## What the task asks
Your task is to output the data exactly as it stands.

## Entries provided
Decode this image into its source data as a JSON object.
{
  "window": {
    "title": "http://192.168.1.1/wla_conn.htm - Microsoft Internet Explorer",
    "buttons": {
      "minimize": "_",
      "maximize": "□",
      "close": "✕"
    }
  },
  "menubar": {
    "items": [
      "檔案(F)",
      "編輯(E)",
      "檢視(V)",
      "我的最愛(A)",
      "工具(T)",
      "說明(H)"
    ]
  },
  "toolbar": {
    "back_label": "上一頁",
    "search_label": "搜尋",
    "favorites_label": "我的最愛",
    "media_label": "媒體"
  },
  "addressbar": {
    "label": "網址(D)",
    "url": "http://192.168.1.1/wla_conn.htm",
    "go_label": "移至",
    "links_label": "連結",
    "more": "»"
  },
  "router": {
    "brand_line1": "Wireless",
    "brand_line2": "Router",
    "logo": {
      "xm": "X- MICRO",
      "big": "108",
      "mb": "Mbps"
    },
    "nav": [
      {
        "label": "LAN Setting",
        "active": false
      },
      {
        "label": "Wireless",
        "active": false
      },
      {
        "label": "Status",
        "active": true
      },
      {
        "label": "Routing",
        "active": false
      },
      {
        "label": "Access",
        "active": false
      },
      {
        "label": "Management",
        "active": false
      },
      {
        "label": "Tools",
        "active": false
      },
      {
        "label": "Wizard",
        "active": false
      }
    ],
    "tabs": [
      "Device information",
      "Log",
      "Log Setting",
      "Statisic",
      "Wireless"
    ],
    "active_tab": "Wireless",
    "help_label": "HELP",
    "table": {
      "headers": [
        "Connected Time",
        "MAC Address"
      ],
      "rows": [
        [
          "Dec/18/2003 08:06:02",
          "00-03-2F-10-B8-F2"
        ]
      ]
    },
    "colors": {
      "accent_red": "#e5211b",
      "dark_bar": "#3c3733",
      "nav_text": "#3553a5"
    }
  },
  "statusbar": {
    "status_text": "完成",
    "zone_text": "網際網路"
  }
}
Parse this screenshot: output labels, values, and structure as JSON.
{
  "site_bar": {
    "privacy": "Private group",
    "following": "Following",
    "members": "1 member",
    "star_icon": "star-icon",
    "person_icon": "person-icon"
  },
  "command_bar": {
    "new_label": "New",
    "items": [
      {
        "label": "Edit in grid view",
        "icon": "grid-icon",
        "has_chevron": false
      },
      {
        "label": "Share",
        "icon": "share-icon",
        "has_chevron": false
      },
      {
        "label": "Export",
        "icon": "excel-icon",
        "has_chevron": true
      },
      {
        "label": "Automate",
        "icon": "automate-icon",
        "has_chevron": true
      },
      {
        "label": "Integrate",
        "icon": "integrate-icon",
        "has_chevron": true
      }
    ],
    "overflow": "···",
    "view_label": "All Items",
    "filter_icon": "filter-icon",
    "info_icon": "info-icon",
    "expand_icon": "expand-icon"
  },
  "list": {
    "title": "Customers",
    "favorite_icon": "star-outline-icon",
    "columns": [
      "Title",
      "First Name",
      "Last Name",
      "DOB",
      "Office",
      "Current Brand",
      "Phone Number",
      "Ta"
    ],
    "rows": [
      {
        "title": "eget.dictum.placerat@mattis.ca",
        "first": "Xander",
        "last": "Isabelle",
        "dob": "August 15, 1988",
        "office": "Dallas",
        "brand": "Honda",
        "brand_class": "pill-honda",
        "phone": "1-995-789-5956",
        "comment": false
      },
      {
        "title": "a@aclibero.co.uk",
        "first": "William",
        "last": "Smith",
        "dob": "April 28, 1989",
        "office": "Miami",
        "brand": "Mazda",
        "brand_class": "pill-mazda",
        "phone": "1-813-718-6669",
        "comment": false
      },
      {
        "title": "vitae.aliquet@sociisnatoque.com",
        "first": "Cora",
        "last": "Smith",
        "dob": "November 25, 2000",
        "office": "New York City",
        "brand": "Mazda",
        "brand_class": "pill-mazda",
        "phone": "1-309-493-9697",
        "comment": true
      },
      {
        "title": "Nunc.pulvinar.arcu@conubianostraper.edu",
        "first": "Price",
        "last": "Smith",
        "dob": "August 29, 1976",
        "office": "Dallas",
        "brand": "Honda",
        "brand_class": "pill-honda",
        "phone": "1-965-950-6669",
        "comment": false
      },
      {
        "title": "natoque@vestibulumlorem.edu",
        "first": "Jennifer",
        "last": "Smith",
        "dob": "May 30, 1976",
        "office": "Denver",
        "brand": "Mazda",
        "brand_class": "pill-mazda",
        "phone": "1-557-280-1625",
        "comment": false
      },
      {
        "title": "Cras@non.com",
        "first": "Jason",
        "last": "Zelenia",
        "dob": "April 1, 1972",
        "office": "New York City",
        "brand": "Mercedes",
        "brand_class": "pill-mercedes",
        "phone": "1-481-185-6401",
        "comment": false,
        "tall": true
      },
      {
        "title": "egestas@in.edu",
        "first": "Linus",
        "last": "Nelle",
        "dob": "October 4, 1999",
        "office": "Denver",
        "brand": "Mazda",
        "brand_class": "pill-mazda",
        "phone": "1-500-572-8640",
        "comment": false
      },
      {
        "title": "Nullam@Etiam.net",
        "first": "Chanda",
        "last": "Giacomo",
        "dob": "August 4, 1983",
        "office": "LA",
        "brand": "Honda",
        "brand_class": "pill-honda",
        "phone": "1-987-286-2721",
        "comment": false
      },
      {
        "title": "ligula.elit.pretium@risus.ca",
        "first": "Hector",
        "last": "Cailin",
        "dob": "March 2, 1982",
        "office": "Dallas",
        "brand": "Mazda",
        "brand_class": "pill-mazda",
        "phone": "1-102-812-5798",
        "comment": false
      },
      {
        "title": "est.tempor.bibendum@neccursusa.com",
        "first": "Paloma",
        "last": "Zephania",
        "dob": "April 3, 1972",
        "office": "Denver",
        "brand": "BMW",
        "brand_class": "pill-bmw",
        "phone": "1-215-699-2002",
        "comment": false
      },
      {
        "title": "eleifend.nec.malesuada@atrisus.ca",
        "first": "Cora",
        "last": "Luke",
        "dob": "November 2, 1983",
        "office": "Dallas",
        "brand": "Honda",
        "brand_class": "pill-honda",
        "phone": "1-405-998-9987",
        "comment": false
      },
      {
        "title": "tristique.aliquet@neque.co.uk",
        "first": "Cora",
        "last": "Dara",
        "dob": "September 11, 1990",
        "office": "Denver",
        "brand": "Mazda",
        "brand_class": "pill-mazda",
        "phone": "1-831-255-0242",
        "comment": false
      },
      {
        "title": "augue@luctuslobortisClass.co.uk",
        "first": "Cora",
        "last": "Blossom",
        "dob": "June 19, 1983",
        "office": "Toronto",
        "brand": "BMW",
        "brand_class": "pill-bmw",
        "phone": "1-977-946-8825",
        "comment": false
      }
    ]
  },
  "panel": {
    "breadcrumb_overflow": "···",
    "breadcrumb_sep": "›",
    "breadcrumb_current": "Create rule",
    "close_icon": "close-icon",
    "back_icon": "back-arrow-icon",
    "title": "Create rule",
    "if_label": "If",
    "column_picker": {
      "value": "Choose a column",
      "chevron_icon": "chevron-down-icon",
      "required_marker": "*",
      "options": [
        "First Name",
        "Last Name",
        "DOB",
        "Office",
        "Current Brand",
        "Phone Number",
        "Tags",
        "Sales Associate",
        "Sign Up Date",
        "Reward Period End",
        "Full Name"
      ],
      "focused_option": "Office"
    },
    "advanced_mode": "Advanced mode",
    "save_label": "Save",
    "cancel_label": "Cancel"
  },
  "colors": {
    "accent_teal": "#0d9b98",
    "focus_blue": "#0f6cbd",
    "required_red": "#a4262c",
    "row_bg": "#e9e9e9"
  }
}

## Right answer
Decode this image into its source data as a JSON object.
{
  "window": {
    "title": "http://192.168.1.1/wla_conn.htm - Microsoft Internet Explorer",
    "buttons": {
      "minimize": "_",
      "maximize": "□",
      "close": "✕"
    }
  },
  "menubar": {
    "items": [
      "檔案(F)",
      "編輯(E)",
      "檢視(V)",
      "我的最愛(A)",
      "工具(T)",
      "說明(H)"
    ]
  },
  "toolbar": {
    "back_label": "上一頁",
    "search_label": "搜尋",
    "favorites_label": "我的最愛",
    "media_label": "媒體"
  },
  "addressbar": {
    "label": "網址(D)",
    "url": "http://192.168.1.1/wla_conn.htm",
    "go_label": "移至",
    "links_label": "連結",
    "more": "»"
  },
  "router": {
    "brand_line1": "Wireless",
    "brand_line2": "Router",
    "logo": {
      "xm": "X- MICRO",
      "big": "108",
      "mb": "Mbps"
    },
    "nav": [
      {
        "label": "LAN Setting",
        "active": false
      },
      {
        "label": "Wireless",
        "active": false
      },
      {
        "label": "Status",
        "active": true
      },
      {
        "label": "Routing",
        "active": false
      },
      {
        "label": "Access",
        "active": false
      },
      {
        "label": "Management",
        "active": false
      },
      {
        "label": "Tools",
        "active": false
      },
      {
        "label": "Wizard",
        "active": false
      }
    ],
    "tabs": [
      "Device information",
      "Log",
      "Log Setting",
      "Statisic",
      "Wireless"
    ],
    "active_tab": "Wireless",
    "help_label": "HELP",
    "table": {
      "headers": [
        "Connected Time",
        "MAC Address"
      ],
      "rows": [
        [
          "Dec/18/2003 08:06:02",
          "00-03-2F-10-B8-F2"
        ]
      ]
    },
    "colors": {
      "accent_red": "#e5211b",
      "dark_bar": "#3c3733",
      "nav_text": "#3553a5"
    }
  },
  "statusbar": {
    "status_text": "完成",
    "zone_text": "網際網路"
  }
}
Parse this screenshot: output labels, values, and structure as JSON.
{
  "site_bar": {
    "privacy": "Private group",
    "following": "Following",
    "members": "1 member",
    "star_icon": "star-icon",
    "person_icon": "person-icon"
  },
  "command_bar": {
    "new_label": "New",
    "items": [
      {
        "label": "Edit in grid view",
        "icon": "grid-icon",
        "has_chevron": false
      },
      {
        "label": "Share",
        "icon": "share-icon",
        "has_chevron": false
      },
      {
        "label": "Export",
        "icon": "excel-icon",
        "has_chevron": true
      },
      {
        "label": "Automate",
        "icon": "automate-icon",
        "has_chevron": true
      },
      {
        "label": "Integrate",
        "icon": "integrate-icon",
        "has_chevron": true
      }
    ],
    "overflow": "···",
    "view_label": "All Items",
    "filter_icon": "filter-icon",
    "info_icon": "info-icon",
    "expand_icon": "expand-icon"
  },
  "list": {
    "title": "Customers",
    "favorite_icon": "star-outline-icon",
    "columns": [
      "Title",
      "First Name",
      "Last Name",
      "DOB",
      "Office",
      "Current Brand",
      "Phone Number",
      "Ta"
    ],
    "rows": [
      {
        "title": "eget.dictum.placerat@mattis.ca",
        "first": "Xander",
        "last": "Isabelle",
        "dob": "August 15, 1988",
        "office": "Dallas",
        "brand": "Honda",
        "brand_class": "pill-honda",
        "phone": "1-995-789-5956",
        "comment": false
      },
      {
        "title": "a@aclibero.co.uk",
        "first": "William",
        "last": "Smith",
        "dob": "April 28, 1989",
        "office": "Miami",
        "brand": "Mazda",
        "brand_class": "pill-mazda",
        "phone": "1-813-718-6669",
        "comment": false
      },
      {
        "title": "vitae.aliquet@sociisnatoque.com",
        "first": "Cora",
        "last": "Smith",
        "dob": "November 25, 2000",
        "office": "New York City",
        "brand": "Mazda",
        "brand_class": "pill-mazda",
        "phone": "1-309-493-9697",
        "comment": true
      },
      {
        "title": "Nunc.pulvinar.arcu@conubianostraper.edu",
        "first": "Price",
        "last": "Smith",
        "dob": "August 29, 1976",
        "office": "Dallas",
        "brand": "Honda",
        "brand_class": "pill-honda",
        "phone": "1-965-950-6669",
        "comment": false
      },
      {
        "title": "natoque@vestibulumlorem.edu",
        "first": "Jennifer",
        "last": "Smith",
        "dob": "May 30, 1976",
        "office": "Denver",
        "brand": "Mazda",
        "brand_class": "pill-mazda",
        "phone": "1-557-280-1625",
        "comment": false
      },
      {
        "title": "Cras@non.com",
        "first": "Jason",
        "last": "Zelenia",
        "dob": "April 1, 1972",
        "office": "New York City",
        "brand": "Mercedes",
        "brand_class": "pill-mercedes",
        "phone": "1-481-185-6401",
        "comment": false,
        "tall": true
      },
      {
        "title": "egestas@in.edu",
        "first": "Linus",
        "last": "Nelle",
        "dob": "October 4, 1999",
        "office": "Denver",
        "brand": "Mazda",
        "brand_class": "pill-mazda",
        "phone": "1-500-572-8640",
        "comment": false
      },
      {
        "title": "Nullam@Etiam.net",
        "first": "Chanda",
        "last": "Giacomo",
        "dob": "August 4, 1983",
        "office": "LA",
        "brand": "Honda",
        "brand_class": "pill-honda",
        "phone": "1-987-286-2721",
        "comment": false
      },
      {
        "title": "ligula.elit.pretium@risus.ca",
        "first": "Hector",
        "last": "Cailin",
        "dob": "March 2, 1982",
        "office": "Dallas",
        "brand": "Mazda",
        "brand_class": "pill-mazda",
        "phone": "1-102-812-5798",
        "comment": false
      },
      {
        "title": "est.tempor.bibendum@neccursusa.com",
        "first": "Paloma",
        "last": "Zephania",
        "dob": "April 3, 1972",
        "office": "Denver",
        "brand": "BMW",
        "brand_class": "pill-bmw",
        "phone": "1-215-699-2002",
        "comment": false
      },
      {
        "title": "eleifend.nec.malesuada@atrisus.ca",
        "first": "Cora",
        "last": "Luke",
        "dob": "November 2, 1983",
        "office": "Dallas",
        "brand": "Honda",
        "brand_class": "pill-honda",
        "phone": "1-405-998-9987",
        "comment": false
      },
      {
        "title": "tristique.aliquet@neque.co.uk",
        "first": "Cora",
        "last": "Dara",
        "dob": "September 11, 1990",
        "office": "Denver",
        "brand": "Mazda",
        "brand_class": "pill-mazda",
        "phone": "1-831-255-0242",
        "comment": false
      },
      {
        "title": "augue@luctuslobortisClass.co.uk",
        "first": "Cora",
        "last": "Blossom",
        "dob": "June 19, 1983",
        "office": "Toronto",
        "brand": "BMW",
        "brand_class": "pill-bmw",
        "phone": "1-977-946-8825",
        "comment": false
      }
    ]
  },
  "panel": {
    "breadcrumb_overflow": "···",
    "breadcrumb_sep": "›",
    "breadcrumb_current": "Create rule",
    "close_icon": "close-icon",
    "back_icon": "back-arrow-icon",
    "title": "Create rule",
    "if_label": "If",
    "column_picker": {
      "value": "Choose a column",
      "chevron_icon": "chevron-down-icon",
      "required_marker": "*",
      "options": [
        "First Name",
        "Last Name",
        "DOB",
        "Office",
        "Current Brand",
        "Phone Number",
        "Tags",
        "Sales Associate",
        "Sign Up Date",
        "Reward Period End",
        "Full Name"
      ],
      "focused_option": "Office"
    },
    "advanced_mode": "Advanced mode",
    "save_label": "Save",
    "cancel_label": "Cancel"
  },
  "colors": {
    "accent_teal": "#0d9b98",
    "focus_blue": "#0f6cbd",
    "required_red": "#a4262c",
    "row_bg": "#e9e9e9"
  }
}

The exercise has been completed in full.